BEGIN SUPPLIED MATERIAL

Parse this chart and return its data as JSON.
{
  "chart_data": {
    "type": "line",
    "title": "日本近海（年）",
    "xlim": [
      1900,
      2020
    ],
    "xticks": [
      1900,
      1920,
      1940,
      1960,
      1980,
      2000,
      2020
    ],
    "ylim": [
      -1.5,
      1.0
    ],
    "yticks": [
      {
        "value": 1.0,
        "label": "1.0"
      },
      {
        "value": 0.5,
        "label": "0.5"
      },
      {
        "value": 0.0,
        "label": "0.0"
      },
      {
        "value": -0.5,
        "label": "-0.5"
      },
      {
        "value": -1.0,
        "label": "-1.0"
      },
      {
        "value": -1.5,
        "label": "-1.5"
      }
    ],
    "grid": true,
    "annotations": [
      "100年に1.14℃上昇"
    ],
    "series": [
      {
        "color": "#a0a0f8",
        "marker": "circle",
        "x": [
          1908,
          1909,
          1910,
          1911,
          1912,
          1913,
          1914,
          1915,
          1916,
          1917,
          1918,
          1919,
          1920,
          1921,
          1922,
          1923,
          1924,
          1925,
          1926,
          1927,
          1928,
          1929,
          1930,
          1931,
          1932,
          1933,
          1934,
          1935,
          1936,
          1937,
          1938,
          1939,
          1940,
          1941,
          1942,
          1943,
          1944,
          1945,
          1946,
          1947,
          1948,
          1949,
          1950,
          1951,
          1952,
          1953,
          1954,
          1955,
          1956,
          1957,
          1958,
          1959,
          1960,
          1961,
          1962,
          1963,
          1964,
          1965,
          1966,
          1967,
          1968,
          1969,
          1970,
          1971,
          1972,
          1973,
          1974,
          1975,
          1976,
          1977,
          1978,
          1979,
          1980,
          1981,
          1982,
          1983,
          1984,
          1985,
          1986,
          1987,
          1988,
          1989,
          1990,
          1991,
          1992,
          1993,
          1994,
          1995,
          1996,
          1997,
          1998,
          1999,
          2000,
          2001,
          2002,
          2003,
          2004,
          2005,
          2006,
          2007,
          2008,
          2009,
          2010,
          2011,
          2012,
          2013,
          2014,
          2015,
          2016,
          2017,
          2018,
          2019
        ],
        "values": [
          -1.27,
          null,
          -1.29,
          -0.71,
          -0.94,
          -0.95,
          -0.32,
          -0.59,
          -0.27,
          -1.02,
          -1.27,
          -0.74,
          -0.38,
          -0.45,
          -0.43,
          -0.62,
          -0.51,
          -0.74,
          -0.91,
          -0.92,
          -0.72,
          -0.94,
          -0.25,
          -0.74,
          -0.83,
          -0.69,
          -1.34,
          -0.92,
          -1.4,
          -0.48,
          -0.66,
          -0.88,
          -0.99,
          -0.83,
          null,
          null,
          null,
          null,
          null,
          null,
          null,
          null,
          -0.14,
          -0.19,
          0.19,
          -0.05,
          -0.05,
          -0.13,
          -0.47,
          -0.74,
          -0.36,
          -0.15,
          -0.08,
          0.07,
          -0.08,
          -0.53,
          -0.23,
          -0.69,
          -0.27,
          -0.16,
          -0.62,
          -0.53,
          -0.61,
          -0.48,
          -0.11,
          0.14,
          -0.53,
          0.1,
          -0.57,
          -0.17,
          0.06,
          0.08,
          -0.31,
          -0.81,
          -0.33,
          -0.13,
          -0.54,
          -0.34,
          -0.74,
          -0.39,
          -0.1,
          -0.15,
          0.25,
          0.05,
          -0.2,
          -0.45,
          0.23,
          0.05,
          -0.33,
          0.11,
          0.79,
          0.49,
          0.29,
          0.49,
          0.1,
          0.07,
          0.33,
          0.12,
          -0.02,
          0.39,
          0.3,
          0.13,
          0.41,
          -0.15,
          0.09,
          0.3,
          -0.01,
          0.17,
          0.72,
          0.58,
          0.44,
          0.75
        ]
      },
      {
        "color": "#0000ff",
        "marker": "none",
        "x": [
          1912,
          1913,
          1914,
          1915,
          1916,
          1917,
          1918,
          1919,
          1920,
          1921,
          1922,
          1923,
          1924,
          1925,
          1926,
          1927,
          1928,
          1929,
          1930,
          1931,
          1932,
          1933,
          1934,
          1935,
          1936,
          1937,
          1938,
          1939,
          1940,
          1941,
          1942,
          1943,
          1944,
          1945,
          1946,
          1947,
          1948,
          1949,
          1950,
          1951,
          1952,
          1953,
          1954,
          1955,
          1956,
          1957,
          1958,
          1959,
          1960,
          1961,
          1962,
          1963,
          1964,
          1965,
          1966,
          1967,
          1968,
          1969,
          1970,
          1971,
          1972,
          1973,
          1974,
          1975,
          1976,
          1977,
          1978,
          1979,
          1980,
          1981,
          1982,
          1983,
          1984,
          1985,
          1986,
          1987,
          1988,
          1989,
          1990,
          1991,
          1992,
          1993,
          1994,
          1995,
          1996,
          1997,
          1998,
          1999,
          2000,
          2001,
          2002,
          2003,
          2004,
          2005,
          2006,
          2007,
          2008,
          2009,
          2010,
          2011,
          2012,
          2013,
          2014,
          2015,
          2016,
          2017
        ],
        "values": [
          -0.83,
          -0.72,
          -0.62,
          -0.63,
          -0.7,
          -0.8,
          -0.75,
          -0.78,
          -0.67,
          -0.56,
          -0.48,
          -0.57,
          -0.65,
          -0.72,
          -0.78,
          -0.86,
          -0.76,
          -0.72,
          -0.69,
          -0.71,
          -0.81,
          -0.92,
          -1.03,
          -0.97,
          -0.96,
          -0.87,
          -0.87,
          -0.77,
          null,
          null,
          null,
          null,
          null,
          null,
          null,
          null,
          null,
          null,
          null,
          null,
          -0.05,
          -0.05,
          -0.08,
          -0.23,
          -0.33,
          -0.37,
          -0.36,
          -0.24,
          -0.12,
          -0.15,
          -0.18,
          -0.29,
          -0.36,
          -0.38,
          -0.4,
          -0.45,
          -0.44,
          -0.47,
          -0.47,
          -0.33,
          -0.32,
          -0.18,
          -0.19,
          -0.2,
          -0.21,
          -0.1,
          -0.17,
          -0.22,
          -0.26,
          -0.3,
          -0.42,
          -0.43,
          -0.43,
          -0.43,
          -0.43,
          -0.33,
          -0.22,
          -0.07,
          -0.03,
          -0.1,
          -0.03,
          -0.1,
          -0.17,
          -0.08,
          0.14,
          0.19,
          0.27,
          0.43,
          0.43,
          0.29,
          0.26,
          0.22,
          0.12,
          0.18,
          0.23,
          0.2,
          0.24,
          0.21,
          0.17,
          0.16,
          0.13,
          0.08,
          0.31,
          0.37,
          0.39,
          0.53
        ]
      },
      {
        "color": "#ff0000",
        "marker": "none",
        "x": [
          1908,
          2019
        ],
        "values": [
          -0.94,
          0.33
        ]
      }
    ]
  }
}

END SUPPLIED MATERIAL

Transcribe the records above exactly as they appear.

### EXERCISE RESPONSE
Parse this chart and return its data as JSON.
{
  "chart_data": {
    "type": "line",
    "title": "日本近海（年）",
    "xlim": [
      1900,
      2020
    ],
    "xticks": [
      1900,
      1920,
      1940,
      1960,
      1980,
      2000,
      2020
    ],
    "ylim": [
      -1.5,
      1.0
    ],
    "yticks": [
      {
        "value": 1.0,
        "label": "1.0"
      },
      {
        "value": 0.5,
        "label": "0.5"
      },
      {
        "value": 0.0,
        "label": "0.0"
      },
      {
        "value": -0.5,
        "label": "-0.5"
      },
      {
        "value": -1.0,
        "label": "-1.0"
      },
      {
        "value": -1.5,
        "label": "-1.5"
      }
    ],
    "grid": true,
    "annotations": [
      "100年に1.14℃上昇"
    ],
    "series": [
      {
        "color": "#a0a0f8",
        "marker": "circle",
        "x": [
          1908,
          1909,
          1910,
          1911,
          1912,
          1913,
          1914,
          1915,
          1916,
          1917,
          1918,
          1919,
          1920,
          1921,
          1922,
          1923,
          1924,
          1925,
          1926,
          1927,
          1928,
          1929,
          1930,
          1931,
          1932,
          1933,
          1934,
          1935,
          1936,
          1937,
          1938,
          1939,
          1940,
          1941,
          1942,
          1943,
          1944,
          1945,
          1946,
          1947,
          1948,
          1949,
          1950,
          1951,
          1952,
          1953,
          1954,
          1955,
          1956,
          1957,
          1958,
          1959,
          1960,
          1961,
          1962,
          1963,
          1964,
          1965,
          1966,
          1967,
          1968,
          1969,
          1970,
          1971,
          1972,
          1973,
          1974,
          1975,
          1976,
          1977,
          1978,
          1979,
          1980,
          1981,
          1982,
          1983,
          1984,
          1985,
          1986,
          1987,
          1988,
          1989,
          1990,
          1991,
          1992,
          1993,
          1994,
          1995,
          1996,
          1997,
          1998,
          1999,
          2000,
          2001,
          2002,
          2003,
          2004,
          2005,
          2006,
          2007,
          2008,
          2009,
          2010,
          2011,
          2012,
          2013,
          2014,
          2015,
          2016,
          2017,
          2018,
          2019
        ],
        "values": [
          -1.27,
          null,
          -1.29,
          -0.71,
          -0.94,
          -0.95,
          -0.32,
          -0.59,
          -0.27,
          -1.02,
          -1.27,
          -0.74,
          -0.38,
          -0.45,
          -0.43,
          -0.62,
          -0.51,
          -0.74,
          -0.91,
          -0.92,
          -0.72,
          -0.94,
          -0.25,
          -0.74,
          -0.83,
          -0.69,
          -1.34,
          -0.92,
          -1.4,
          -0.48,
          -0.66,
          -0.88,
          -0.99,
          -0.83,
          null,
          null,
          null,
          null,
          null,
          null,
          null,
          null,
          -0.14,
          -0.19,
          0.19,
          -0.05,
          -0.05,
          -0.13,
          -0.47,
          -0.74,
          -0.36,
          -0.15,
          -0.08,
          0.07,
          -0.08,
          -0.53,
          -0.23,
          -0.69,
          -0.27,
          -0.16,
          -0.62,
          -0.53,
          -0.61,
          -0.48,
          -0.11,
          0.14,
          -0.53,
          0.1,
          -0.57,
          -0.17,
          0.06,
          0.08,
          -0.31,
          -0.81,
          -0.33,
          -0.13,
          -0.54,
          -0.34,
          -0.74,
          -0.39,
          -0.1,
          -0.15,
          0.25,
          0.05,
          -0.2,
          -0.45,
          0.23,
          0.05,
          -0.33,
          0.11,
          0.79,
          0.49,
          0.29,
          0.49,
          0.1,
          0.07,
          0.33,
          0.12,
          -0.02,
          0.39,
          0.3,
          0.13,
          0.41,
          -0.15,
          0.09,
          0.3,
          -0.01,
          0.17,
          0.72,
          0.58,
          0.44,
          0.75
        ]
      },
      {
        "color": "#0000ff",
        "marker": "none",
        "x": [
          1912,
          1913,
          1914,
          1915,
          1916,
          1917,
          1918,
          1919,
          1920,
          1921,
          1922,
          1923,
          1924,
          1925,
          1926,
          1927,
          1928,
          1929,
          1930,
          1931,
          1932,
          1933,
          1934,
          1935,
          1936,
          1937,
          1938,
          1939,
          1940,
          1941,
          1942,
          1943,
          1944,
          1945,
          1946,
          1947,
          1948,
          1949,
          1950,
          1951,
          1952,
          1953,
          1954,
          1955,
          1956,
          1957,
          1958,
          1959,
          1960,
          1961,
          1962,
          1963,
          1964,
          1965,
          1966,
          1967,
          1968,
          1969,
          1970,
          1971,
          1972,
          1973,
          1974,
          1975,
          1976,
          1977,
          1978,
          1979,
          1980,
          1981,
          1982,
          1983,
          1984,
          1985,
          1986,
          1987,
          1988,
          1989,
          1990,
          1991,
          1992,
          1993,
          1994,
          1995,
          1996,
          1997,
          1998,
          1999,
          2000,
          2001,
          2002,
          2003,
          2004,
          2005,
          2006,
          2007,
          2008,
          2009,
          2010,
          2011,
          2012,
          2013,
          2014,
          2015,
          2016,
          2017
        ],
        "values": [
          -0.83,
          -0.72,
          -0.62,
          -0.63,
          -0.7,
          -0.8,
          -0.75,
          -0.78,
          -0.67,
          -0.56,
          -0.48,
          -0.57,
          -0.65,
          -0.72,
          -0.78,
          -0.86,
          -0.76,
          -0.72,
          -0.69,
          -0.71,
          -0.81,
          -0.92,
          -1.03,
          -0.97,
          -0.96,
          -0.87,
          -0.87,
          -0.77,
          null,
          null,
          null,
          null,
          null,
          null,
          null,
          null,
          null,
          null,
          null,
          null,
          -0.05,
          -0.05,
          -0.08,
          -0.23,
          -0.33,
          -0.37,
          -0.36,
          -0.24,
          -0.12,
          -0.15,
          -0.18,
          -0.29,
          -0.36,
          -0.38,
          -0.4,
          -0.45,
          -0.44,
          -0.47,
          -0.47,
          -0.33,
          -0.32,
          -0.18,
          -0.19,
          -0.2,
          -0.21,
          -0.1,
          -0.17,
          -0.22,
          -0.26,
          -0.3,
          -0.42,
          -0.43,
          -0.43,
          -0.43,
          -0.43,
          -0.33,
          -0.22,
          -0.07,
          -0.03,
          -0.1,
          -0.03,
          -0.1,
          -0.17,
          -0.08,
          0.14,
          0.19,
          0.27,
          0.43,
          0.43,
          0.29,
          0.26,
          0.22,
          0.12,
          0.18,
          0.23,
          0.2,
          0.24,
          0.21,
          0.17,
          0.16,
          0.13,
          0.08,
          0.31,
          0.37,
          0.39,
          0.53
        ]
      },
      {
        "color": "#ff0000",
        "marker": "none",
        "x": [
          1908,
          2019
        ],
        "values": [
          -0.94,
          0.33
        ]
      }
    ]
  }
}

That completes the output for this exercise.